How the gate pipeline works

LBE gate sequence — Request flows through Policy, Identity, and Scope gates before reaching Action. A rejected request is routed to denial before it reaches execution.

Every request enters a 7-gate pipeline. A failure at any gate returns a structured denial — the remaining gates are not evaluated.

[1] Schema         required fields and structural validity
        ↓
[2] Timestamp      permitted clock-skew window (±10 minutes)
        ↓
[3] Key lifecycle  trusted key, active, not expired
        ↓
[4] Signature      Ed25519 request authenticity (signed locally, no network)
        ↓
[5] Rate limit     per-requester sliding-window limit
        ↓
[6] Nonce          single-use replay protection
        ↓
[7] Policy         configured authorization (deny-wins)
        ↓
  allow / deny / error — structured result returned to host

The executor signs every request with a host-held key before validation. No key material leaves the process.


When a request is approved

Happy path — agent proposes action, identity confirmed, policy approved, governed write executed, audit chain extended, result returned to app.

  1. The agent calls a convenience method — lbe.writeFile(), lbe.runShell(), etc.
  2. The executor constructs and signs the request locally with a host-held Ed25519 key.
  3. All seven gates pass. The project policy approves the action.
  4. The write or command executes inside the configured project root.
  5. The audit chain is extended — every approved action appends a hash-linked entry to .lbe/audit.jsonl, permanently verifiable, impossible to silently remove.
  6. A structured result returns: whether it succeeded, which rules matched, and the audit entry identifier.

When a request is blocked

Deny path — rogue agent bypass attempt, policy gate immediate rejection, shell untouched, filesystem unchanged, immutable audit entry written, final state clean.

  1. The agent attempts an action — whether by mistake, misconfiguration, or a deliberate bypass attempt.
  2. The policy gate closes immediately. The request is denied before any adapter is reached.
  3. The shell is untouched. The filesystem is unchanged.
  4. The denial is written to the immutable audit log — chain sealed, evidence preserved.

No partial execution. No silent failures. Denial is a first-class outcome, not an error.

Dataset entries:
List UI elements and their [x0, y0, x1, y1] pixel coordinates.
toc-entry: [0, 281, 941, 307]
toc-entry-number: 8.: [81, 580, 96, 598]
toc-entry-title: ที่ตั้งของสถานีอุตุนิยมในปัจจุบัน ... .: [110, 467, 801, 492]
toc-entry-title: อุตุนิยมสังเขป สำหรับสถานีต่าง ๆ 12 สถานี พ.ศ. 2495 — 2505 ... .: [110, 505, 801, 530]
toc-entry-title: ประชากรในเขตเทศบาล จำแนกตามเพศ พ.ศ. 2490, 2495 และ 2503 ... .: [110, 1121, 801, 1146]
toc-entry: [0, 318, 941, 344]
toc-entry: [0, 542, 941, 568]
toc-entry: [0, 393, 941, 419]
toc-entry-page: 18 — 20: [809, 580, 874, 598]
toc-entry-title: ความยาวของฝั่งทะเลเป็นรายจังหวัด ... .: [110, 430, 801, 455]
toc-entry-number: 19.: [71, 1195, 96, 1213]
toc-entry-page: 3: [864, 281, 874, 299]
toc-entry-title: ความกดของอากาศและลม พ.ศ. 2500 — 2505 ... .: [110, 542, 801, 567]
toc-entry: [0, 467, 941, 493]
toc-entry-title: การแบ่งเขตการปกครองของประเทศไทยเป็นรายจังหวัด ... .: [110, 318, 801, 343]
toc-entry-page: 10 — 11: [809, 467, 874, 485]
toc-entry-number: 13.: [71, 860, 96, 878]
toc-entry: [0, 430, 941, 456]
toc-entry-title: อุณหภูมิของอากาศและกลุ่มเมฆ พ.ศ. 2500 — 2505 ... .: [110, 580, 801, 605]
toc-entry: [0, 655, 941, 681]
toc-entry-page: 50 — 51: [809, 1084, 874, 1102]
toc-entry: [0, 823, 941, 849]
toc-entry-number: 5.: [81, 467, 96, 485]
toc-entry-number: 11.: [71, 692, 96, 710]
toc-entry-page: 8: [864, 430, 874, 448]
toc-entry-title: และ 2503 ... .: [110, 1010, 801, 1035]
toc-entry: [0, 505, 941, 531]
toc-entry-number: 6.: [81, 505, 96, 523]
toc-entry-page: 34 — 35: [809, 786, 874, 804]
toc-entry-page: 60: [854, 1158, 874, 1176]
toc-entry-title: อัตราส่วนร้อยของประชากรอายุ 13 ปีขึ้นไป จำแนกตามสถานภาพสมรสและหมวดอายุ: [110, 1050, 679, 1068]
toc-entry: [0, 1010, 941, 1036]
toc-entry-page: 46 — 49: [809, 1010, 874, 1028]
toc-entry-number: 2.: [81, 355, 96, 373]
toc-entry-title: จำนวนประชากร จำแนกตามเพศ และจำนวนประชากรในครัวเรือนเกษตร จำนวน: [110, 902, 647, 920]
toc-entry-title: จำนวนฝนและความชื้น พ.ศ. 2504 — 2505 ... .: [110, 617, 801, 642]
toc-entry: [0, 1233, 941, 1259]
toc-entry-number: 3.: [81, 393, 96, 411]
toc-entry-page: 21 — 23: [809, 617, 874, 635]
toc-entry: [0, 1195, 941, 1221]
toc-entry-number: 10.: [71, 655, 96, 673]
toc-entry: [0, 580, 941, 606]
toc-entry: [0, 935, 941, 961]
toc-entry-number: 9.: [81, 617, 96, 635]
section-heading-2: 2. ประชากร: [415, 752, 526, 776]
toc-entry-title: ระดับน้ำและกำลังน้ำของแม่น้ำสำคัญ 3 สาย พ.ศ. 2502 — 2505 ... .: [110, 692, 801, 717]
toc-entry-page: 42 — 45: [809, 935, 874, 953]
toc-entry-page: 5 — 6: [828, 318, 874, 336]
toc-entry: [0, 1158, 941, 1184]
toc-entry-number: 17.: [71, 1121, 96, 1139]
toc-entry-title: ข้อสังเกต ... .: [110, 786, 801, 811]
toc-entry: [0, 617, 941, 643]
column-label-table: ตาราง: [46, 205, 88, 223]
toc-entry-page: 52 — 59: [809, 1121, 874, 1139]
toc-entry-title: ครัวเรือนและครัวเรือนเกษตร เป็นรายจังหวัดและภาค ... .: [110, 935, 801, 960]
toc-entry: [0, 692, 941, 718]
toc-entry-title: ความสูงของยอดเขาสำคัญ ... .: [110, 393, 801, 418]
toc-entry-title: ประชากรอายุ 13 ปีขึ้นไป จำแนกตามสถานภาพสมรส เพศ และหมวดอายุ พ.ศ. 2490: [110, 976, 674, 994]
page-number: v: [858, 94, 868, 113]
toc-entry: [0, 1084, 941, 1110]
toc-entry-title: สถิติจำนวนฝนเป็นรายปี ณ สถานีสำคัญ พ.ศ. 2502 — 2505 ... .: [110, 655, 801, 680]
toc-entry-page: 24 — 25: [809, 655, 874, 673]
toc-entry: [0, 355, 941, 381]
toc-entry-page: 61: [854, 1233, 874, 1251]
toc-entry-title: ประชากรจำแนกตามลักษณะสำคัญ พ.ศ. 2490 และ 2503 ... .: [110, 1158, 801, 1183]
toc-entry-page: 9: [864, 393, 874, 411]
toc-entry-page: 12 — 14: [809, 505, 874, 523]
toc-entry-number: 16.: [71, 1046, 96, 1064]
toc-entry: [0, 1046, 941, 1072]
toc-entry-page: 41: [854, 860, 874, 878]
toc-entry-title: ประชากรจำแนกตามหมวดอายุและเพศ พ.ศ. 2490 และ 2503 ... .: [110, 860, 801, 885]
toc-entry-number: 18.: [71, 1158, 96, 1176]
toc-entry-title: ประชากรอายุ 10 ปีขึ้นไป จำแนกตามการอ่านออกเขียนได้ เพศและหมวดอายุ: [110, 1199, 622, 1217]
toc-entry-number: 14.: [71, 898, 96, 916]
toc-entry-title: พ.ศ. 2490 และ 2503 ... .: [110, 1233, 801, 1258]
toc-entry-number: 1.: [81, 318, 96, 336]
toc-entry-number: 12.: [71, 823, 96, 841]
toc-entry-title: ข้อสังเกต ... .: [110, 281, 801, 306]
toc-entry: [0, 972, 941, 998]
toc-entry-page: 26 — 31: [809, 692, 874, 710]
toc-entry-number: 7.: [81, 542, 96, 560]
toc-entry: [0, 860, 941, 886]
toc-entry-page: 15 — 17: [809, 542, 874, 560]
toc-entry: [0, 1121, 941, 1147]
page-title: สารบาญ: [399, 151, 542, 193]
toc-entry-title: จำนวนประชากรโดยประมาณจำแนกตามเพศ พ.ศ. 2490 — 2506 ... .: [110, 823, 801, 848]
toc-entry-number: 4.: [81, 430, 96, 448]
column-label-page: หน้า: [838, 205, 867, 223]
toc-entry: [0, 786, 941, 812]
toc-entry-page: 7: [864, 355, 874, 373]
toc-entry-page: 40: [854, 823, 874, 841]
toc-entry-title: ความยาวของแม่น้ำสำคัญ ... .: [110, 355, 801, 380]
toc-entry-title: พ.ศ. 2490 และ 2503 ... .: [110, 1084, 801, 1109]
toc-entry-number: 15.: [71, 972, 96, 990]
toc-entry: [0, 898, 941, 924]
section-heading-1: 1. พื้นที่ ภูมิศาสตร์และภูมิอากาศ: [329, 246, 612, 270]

#### [ACTIVITIES]
A: Using the gate pipeline text above, decide whether each statement agrees with it, and answer each with yes or no, quoting the words from the text that settle it.
(i) The timestamp gate allows a clock-skew window of ±10 minutes.
(ii) The signature gate depends on a network call.
(iii) A blocked request can leave the filesystem partly changed.
B: Please transcribe the gate pipeline text, copying everything from "When a request is blocked" down to "sealed, evidence preserved.".

#### [ANSWERS BELOW]
A:
(i) Yes: "permitted clock-skew window (±10 minutes)"
(ii) No: "signed locally, no network"
(iii) No: "The filesystem is unchanged."

B:
When a request is blocked

Deny path — rogue agent bypass attempt, policy gate immediate rejection, shell untouched, filesystem unchanged, immutable audit entry written, final state clean.

  1. The agent attempts an action — whether by mistake, misconfiguration, or a deliberate bypass attempt.
  2. The policy gate closes immediately. The request is denied before any adapter is reached.
  3. The shell is untouched. The filesystem is unchanged.
  4. The denial is written to the immutable audit log — chain sealed, evidence preserved.